* begin *
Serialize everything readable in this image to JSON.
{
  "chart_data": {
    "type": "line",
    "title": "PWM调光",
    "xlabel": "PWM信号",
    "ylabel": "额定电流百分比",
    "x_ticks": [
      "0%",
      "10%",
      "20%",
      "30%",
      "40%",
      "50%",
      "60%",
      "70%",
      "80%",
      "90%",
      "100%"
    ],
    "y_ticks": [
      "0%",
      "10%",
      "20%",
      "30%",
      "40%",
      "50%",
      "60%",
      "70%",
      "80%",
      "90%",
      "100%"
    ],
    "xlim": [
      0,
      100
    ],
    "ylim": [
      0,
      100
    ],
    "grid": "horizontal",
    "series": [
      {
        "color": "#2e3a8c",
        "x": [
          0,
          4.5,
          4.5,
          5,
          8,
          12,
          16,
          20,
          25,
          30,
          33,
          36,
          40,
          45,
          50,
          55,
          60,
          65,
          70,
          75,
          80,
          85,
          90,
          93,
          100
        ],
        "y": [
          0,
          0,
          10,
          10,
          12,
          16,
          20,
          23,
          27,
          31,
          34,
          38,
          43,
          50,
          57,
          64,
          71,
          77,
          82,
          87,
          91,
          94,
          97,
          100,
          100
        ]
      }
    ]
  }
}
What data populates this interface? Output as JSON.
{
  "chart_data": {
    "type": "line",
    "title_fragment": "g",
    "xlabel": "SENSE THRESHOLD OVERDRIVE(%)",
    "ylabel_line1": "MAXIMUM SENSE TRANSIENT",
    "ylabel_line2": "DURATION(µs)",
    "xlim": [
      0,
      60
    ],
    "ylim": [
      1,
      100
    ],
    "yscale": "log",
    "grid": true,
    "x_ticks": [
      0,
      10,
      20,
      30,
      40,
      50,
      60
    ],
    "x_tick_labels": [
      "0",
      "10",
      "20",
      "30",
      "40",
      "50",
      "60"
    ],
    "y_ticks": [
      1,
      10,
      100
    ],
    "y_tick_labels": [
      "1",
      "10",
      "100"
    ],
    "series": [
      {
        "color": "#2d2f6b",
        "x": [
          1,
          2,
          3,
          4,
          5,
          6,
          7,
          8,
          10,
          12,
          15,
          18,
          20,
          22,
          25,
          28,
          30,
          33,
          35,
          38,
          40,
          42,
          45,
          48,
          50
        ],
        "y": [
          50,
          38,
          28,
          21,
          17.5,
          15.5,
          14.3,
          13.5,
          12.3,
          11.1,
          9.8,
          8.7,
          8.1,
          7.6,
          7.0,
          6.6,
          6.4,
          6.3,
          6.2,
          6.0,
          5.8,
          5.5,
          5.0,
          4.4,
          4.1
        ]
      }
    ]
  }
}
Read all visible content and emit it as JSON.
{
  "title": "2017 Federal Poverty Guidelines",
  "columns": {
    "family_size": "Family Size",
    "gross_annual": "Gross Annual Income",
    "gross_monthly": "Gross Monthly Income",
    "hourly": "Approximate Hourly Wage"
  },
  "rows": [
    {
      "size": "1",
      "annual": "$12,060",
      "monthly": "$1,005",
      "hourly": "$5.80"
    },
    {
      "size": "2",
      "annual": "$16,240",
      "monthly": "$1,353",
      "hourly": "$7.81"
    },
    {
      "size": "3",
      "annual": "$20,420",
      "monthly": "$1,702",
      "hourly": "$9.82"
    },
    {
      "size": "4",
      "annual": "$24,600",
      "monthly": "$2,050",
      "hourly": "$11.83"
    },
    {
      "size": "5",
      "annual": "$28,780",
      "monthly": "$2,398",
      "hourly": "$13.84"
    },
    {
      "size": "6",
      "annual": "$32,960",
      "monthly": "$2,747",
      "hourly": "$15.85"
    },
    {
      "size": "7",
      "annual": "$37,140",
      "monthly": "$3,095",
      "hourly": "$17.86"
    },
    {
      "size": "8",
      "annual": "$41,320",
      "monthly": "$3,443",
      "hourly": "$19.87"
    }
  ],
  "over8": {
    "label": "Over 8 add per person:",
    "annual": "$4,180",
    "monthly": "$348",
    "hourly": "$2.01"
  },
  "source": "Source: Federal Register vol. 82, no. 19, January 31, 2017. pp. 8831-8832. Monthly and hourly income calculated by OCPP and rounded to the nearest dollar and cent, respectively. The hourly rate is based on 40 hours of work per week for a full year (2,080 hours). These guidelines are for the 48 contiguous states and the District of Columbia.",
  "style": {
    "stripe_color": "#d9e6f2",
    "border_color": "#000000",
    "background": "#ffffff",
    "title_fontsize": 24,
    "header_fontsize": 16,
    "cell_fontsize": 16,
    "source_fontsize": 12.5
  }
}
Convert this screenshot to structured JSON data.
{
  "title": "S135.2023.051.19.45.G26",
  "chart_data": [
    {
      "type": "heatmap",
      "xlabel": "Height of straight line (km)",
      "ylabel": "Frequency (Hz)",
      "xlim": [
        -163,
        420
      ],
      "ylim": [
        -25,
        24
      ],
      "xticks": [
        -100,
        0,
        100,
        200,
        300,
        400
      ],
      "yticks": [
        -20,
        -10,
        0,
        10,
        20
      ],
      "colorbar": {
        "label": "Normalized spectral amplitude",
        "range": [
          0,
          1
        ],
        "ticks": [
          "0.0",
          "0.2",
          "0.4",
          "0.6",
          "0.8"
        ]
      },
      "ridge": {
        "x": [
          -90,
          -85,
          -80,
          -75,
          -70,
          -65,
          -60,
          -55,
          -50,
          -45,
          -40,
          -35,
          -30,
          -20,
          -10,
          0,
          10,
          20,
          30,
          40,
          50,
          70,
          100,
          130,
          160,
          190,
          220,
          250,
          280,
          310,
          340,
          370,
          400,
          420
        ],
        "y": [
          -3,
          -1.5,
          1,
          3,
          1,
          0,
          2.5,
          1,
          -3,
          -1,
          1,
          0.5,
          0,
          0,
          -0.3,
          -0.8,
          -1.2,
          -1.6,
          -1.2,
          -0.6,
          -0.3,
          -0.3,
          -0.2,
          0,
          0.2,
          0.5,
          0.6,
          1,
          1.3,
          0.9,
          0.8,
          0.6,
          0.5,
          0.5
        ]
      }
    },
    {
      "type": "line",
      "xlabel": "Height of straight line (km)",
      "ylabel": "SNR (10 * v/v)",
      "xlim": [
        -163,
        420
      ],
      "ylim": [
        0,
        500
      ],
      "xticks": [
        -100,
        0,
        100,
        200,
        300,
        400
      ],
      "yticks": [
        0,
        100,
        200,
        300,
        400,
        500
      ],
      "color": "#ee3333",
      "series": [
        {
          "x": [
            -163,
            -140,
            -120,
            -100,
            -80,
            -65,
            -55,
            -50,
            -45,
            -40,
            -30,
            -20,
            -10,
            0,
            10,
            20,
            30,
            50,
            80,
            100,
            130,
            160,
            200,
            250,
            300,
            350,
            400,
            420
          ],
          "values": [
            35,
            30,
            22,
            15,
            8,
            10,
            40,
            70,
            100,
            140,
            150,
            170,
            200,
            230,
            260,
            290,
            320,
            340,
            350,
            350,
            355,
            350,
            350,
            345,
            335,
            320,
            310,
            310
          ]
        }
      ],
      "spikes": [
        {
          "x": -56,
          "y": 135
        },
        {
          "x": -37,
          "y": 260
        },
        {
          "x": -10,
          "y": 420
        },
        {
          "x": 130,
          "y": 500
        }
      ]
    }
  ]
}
* end *
__Exercise goal__
Collect each line above holding the string "Federal".

__Solved exercise__
  "title": "2017 Federal Poverty Guidelines",
  "source": "Source: Federal Register vol. 82, no. 19, January 31, 2017. pp. 8831-8832. Monthly and hourly income calculated by OCPP and rounded to the nearest dollar and cent, respectively. The hourly rate is based on 40 hours of work per week for a full year (2,080 hours). These guidelines are for the 48 contiguous states and the District of Columbia.",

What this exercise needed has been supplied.